SET TASKS
1/ Reproduce the whole passage on data-centric storage and double rulings, word for word.
2/ Swap "metric-label" for "stat-label" in the rows from the line that contains "metric-value: 543: [896, 552, 1060, 572]" through the line that contains "metric-value: 144065999: [896, 332, 1060, 352]", and return only those lines with nothing else changed.

PASSAGE
=-=-=
A parallel approach to data-centric routing is to adopt data-centric storage, which is aimed at large-scale networks with many simultaneously detected events that are not necessarily desirable for all users [101,102]. The idea is similar to distributed hash tables on the Internet [103–106]. A producer leaves data on rendezvous nodes for consumers to retrieve. Thus data across space and time can be aggregated at rendezvous nodes. In geographical hash tables (GHTs) [102], data are hashed by their data type to geographical locations. The nodes close to the hashed location serve as rendezvous nodes. Data and query delivery to the rendezvous nodes is implemented by geographical routing such as GPSR [41].

GHTs have greatly reduced the communication cost and energy consumption by avoiding network-wide flooding for information discovery. Their simplicity is also very appealing. However, the basic GHT scheme does not have *distance sensitivity*. In particular, if the producer is actually close to the data producer (although neither has knowledge of the other), we would like the data consumer to discover the data producer quickly. This is an attractive property in many applications, as information will be most useful, thus queried more frequently, in the spatiotemporal locale where it was collected.

In the study of Funke *et al*. [107], a discrete centre hierarchy [108] is built for distance-sensitive retrieval. The hierarchy is composed of clusters with a parent cluster, including all children clusters. A data item is hashed and stored at certain other nodes, called the *data servers*, chosen from nearby clusters and fewer servers in far-away but large clusters. The retrieval scheme starts to search in the local neighbourhood until it discovers a nearby data server. The total cost is proportional to the distance to the producer.

#### (ii) Double rulings

As data delivery from data source to a rendezvous node is implemented by multi-hop routing, it is natural to leave information hints along the trail that the data travel on, at no extra communication cost. A basic *double-rulings* scheme works as follows: data or data pointers are stored at nodes that follow a *replication curve*, while a data request travels along a *retrieval curve*. The crucial property is that any retrieval curve intersects the replication curve for the desired data. Thus successful retrieval can be guaranteed.
=-=-=
[Records from a data collection]
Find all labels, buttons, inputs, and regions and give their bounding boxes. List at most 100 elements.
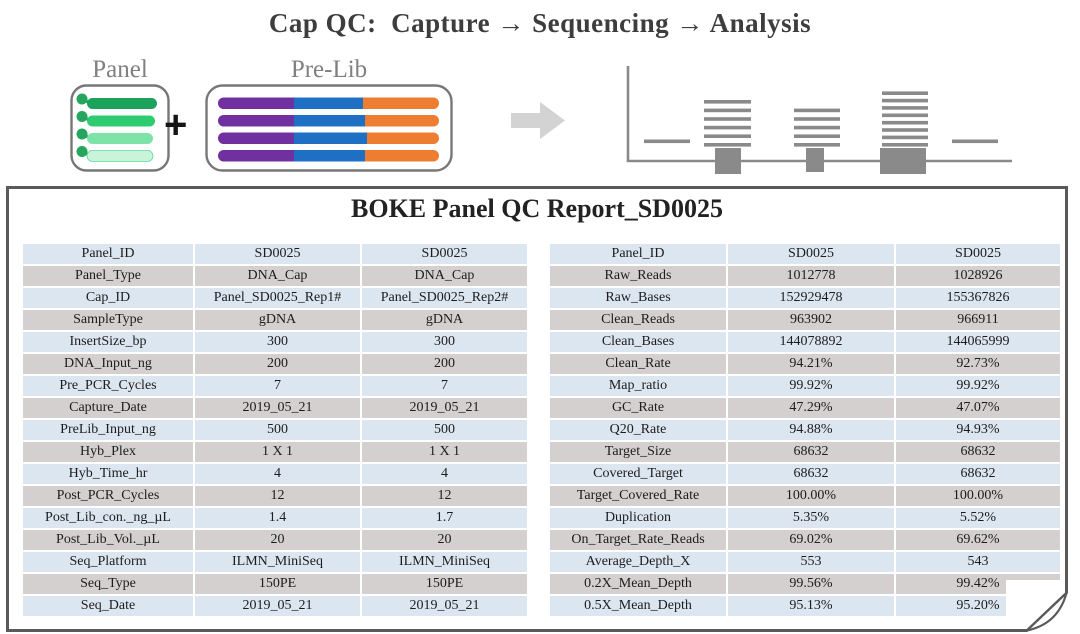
metric-value: 543: [896, 552, 1060, 572]
metric-value: 94.93%: [896, 420, 1060, 440]
metric-value: DNA_Cap: [195, 266, 360, 286]
metric-value: 12: [362, 486, 527, 506]
metric-label: Post_Lib_Vol._µL: [23, 530, 193, 550]
coverage-plot-icon: [626, 66, 1012, 174]
metric-value: 69.02%: [728, 530, 894, 550]
table-row: Clean_Bases 144078892 144065999: [550, 332, 1060, 352]
table-row: Seq_Date 2019_05_21 2019_05_21: [23, 596, 527, 616]
metric-value: 7: [195, 376, 360, 396]
metric-label: PreLib_Input_ng: [23, 420, 193, 440]
metric-label: Clean_Rate: [550, 354, 726, 374]
report-box: BOKE Panel QC Report_SD0025 Panel_ID SD00…: [6, 186, 1068, 632]
qc-table-capture: Panel_ID SD0025 SD0025 Panel_Type DNA_Cap DNA…: [21, 242, 529, 618]
panel-label: Panel: [92, 56, 148, 83]
metric-value: 100.00%: [896, 486, 1060, 506]
metric-label: Pre_PCR_Cycles: [23, 376, 193, 396]
metric-value: 99.92%: [896, 376, 1060, 396]
table-row: Post_Lib_con._ng_µL 1.4 1.7: [23, 508, 527, 528]
metric-value: 2019_05_21: [362, 398, 527, 418]
metric-value: 94.88%: [728, 420, 894, 440]
metric-value: 144065999: [896, 332, 1060, 352]
table-row: Post_Lib_Vol._µL 20 20: [23, 530, 527, 550]
metric-value: 144078892: [728, 332, 894, 352]
metric-label: Hyb_Plex: [23, 442, 193, 462]
metric-value: 68632: [896, 442, 1060, 462]
metric-label: Clean_Reads: [550, 310, 726, 330]
table-row: Covered_Target 68632 68632: [550, 464, 1060, 484]
metric-value: 47.07%: [896, 398, 1060, 418]
metric-value: 500: [195, 420, 360, 440]
metric-value: 150PE: [362, 574, 527, 594]
table-row: 0.2X_Mean_Depth 99.56% 99.42%: [550, 574, 1060, 594]
report-title: BOKE Panel QC Report_SD0025: [351, 194, 723, 223]
metric-value: 1012778: [728, 266, 894, 286]
metric-value: 99.56%: [728, 574, 894, 594]
metric-value: SD0025: [195, 244, 360, 264]
metric-value: ILMN_MiniSeq: [362, 552, 527, 572]
metric-label: DNA_Input_ng: [23, 354, 193, 374]
metric-value: SD0025: [896, 244, 1060, 264]
metric-label: Covered_Target: [550, 464, 726, 484]
metric-value: 20: [195, 530, 360, 550]
metric-value: 2019_05_21: [195, 398, 360, 418]
page-title: Cap QC: Capture → Sequencing → Analysis: [268, 8, 812, 38]
table-row: Target_Size 68632 68632: [550, 442, 1060, 462]
metric-value: 300: [362, 332, 527, 352]
panel-icon: [70, 84, 170, 172]
metric-label: Panel_Type: [23, 266, 193, 286]
table-row: Hyb_Time_hr 4 4: [23, 464, 527, 484]
metric-label: GC_Rate: [550, 398, 726, 418]
metric-label: Map_ratio: [550, 376, 726, 396]
metric-value: gDNA: [362, 310, 527, 330]
metric-value: 4: [195, 464, 360, 484]
metric-value: 2019_05_21: [195, 596, 360, 616]
metric-value: DNA_Cap: [362, 266, 527, 286]
table-row: Q20_Rate 94.88% 94.93%: [550, 420, 1060, 440]
table-row: Seq_Platform ILMN_MiniSeq ILMN_MiniSeq: [23, 552, 527, 572]
metric-value: 963902: [728, 310, 894, 330]
metric-label: Clean_Bases: [550, 332, 726, 352]
metric-value: 68632: [728, 464, 894, 484]
metric-value: 966911: [896, 310, 1060, 330]
metric-label: Raw_Bases: [550, 288, 726, 308]
table-row: DNA_Input_ng 200 200: [23, 354, 527, 374]
metric-value: 20: [362, 530, 527, 550]
corner-fold-icon: [1006, 580, 1068, 632]
metric-value: 68632: [896, 464, 1060, 484]
table-row: SampleType gDNA gDNA: [23, 310, 527, 330]
plus-sign: +: [164, 103, 188, 147]
table-row: Target_Covered_Rate 100.00% 100.00%: [550, 486, 1060, 506]
metric-label: 0.2X_Mean_Depth: [550, 574, 726, 594]
table-row: 0.5X_Mean_Depth 95.13% 95.20%: [550, 596, 1060, 616]
table-row: Average_Depth_X 553 543: [550, 552, 1060, 572]
metric-label: Seq_Type: [23, 574, 193, 594]
metric-label: Post_Lib_con._ng_µL: [23, 508, 193, 528]
table-row: Panel_ID SD0025 SD0025: [23, 244, 527, 264]
metric-label: SampleType: [23, 310, 193, 330]
metric-label: Raw_Reads: [550, 266, 726, 286]
table-row: Capture_Date 2019_05_21 2019_05_21: [23, 398, 527, 418]
table-row: Panel_Type DNA_Cap DNA_Cap: [23, 266, 527, 286]
metric-value: 300: [195, 332, 360, 352]
metric-label: Hyb_Time_hr: [23, 464, 193, 484]
table-row: Raw_Reads 1012778 1028926: [550, 266, 1060, 286]
metric-value: 92.73%: [896, 354, 1060, 374]
metric-value: Panel_SD0025_Rep2#: [362, 288, 527, 308]
metric-label: Post_PCR_Cycles: [23, 486, 193, 506]
table-row: Duplication 5.35% 5.52%: [550, 508, 1060, 528]
metric-value: 5.35%: [728, 508, 894, 528]
metric-label: Average_Depth_X: [550, 552, 726, 572]
metric-value: 47.29%: [728, 398, 894, 418]
metric-value: 4: [362, 464, 527, 484]
metric-value: 1.7: [362, 508, 527, 528]
metric-label: Seq_Date: [23, 596, 193, 616]
metric-value: 68632: [728, 442, 894, 462]
metric-value: 1028926: [896, 266, 1060, 286]
metric-value: 99.92%: [728, 376, 894, 396]
table-row: InsertSize_bp 300 300: [23, 332, 527, 352]
metric-label: Panel_ID: [23, 244, 193, 264]
table-row: GC_Rate 47.29% 47.07%: [550, 398, 1060, 418]
prelib-icon: [205, 84, 453, 172]
table-row: On_Target_Rate_Reads 69.02% 69.62%: [550, 530, 1060, 550]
=-=-=
RESPONSE LIST
1/
A parallel approach to data-centric routing is to adopt data-centric storage, which is aimed at large-scale networks with many simultaneously detected events that are not necessarily desirable for all users [101,102]. The idea is similar to distributed hash tables on the Internet [103–106]. A producer leaves data on rendezvous nodes for consumers to retrieve. Thus data across space and time can be aggregated at rendezvous nodes. In geographical hash tables (GHTs) [102], data are hashed by their data type to geographical locations. The nodes close to the hashed location serve as rendezvous nodes. Data and query delivery to the rendezvous nodes is implemented by geographical routing such as GPSR [41].

GHTs have greatly reduced the communication cost and energy consumption by avoiding network-wide flooding for information discovery. Their simplicity is also very appealing. However, the basic GHT scheme does not have *distance sensitivity*. In particular, if the producer is actually close to the data producer (although neither has knowledge of the other), we would like the data consumer to discover the data producer quickly. This is an attractive property in many applications, as information will be most useful, thus queried more frequently, in the spatiotemporal locale where it was collected.

In the study of Funke *et al*. [107], a discrete centre hierarchy [108] is built for distance-sensitive retrieval. The hierarchy is composed of clusters with a parent cluster, including all children clusters. A data item is hashed and stored at certain other nodes, called the *data servers*, chosen from nearby clusters and fewer servers in far-away but large clusters. The retrieval scheme starts to search in the local neighbourhood until it discovers a nearby data server. The total cost is proportional to the distance to the producer.

#### (ii) Double rulings

As data delivery from data source to a rendezvous node is implemented by multi-hop routing, it is natural to leave information hints along the trail that the data travel on, at no extra communication cost. A basic *double-rulings* scheme works as follows: data or data pointers are stored at nodes that follow a *replication curve*, while a data request travels along a *retrieval curve*. The crucial property is that any retrieval curve intersects the replication curve for the desired data. Thus successful retrieval can be guaranteed.

2/
metric-value: 543: [896, 552, 1060, 572]
metric-value: 94.93%: [896, 420, 1060, 440]
metric-value: DNA_Cap: [195, 266, 360, 286]
metric-value: 12: [362, 486, 527, 506]
stat-label: Post_Lib_Vol._µL: [23, 530, 193, 550]
coverage-plot-icon: [626, 66, 1012, 174]
metric-value: 69.02%: [728, 530, 894, 550]
table-row: Clean_Bases 144078892 144065999: [550, 332, 1060, 352]
table-row: Seq_Date 2019_05_21 2019_05_21: [23, 596, 527, 616]
metric-value: 7: [195, 376, 360, 396]
stat-label: PreLib_Input_ng: [23, 420, 193, 440]
stat-label: Clean_Rate: [550, 354, 726, 374]
report-box: BOKE Panel QC Report_SD0025 Panel_ID SD00…: [6, 186, 1068, 632]
qc-table-capture: Panel_ID SD0025 SD0025 Panel_Type DNA_Cap DNA…: [21, 242, 529, 618]
panel-label: Panel: [92, 56, 148, 83]
metric-value: 100.00%: [896, 486, 1060, 506]
stat-label: Pre_PCR_Cycles: [23, 376, 193, 396]
metric-value: 99.92%: [896, 376, 1060, 396]
table-row: Post_Lib_con._ng_µL 1.4 1.7: [23, 508, 527, 528]
metric-value: 2019_05_21: [362, 398, 527, 418]
metric-value: 94.88%: [728, 420, 894, 440]
metric-value: 144065999: [896, 332, 1060, 352]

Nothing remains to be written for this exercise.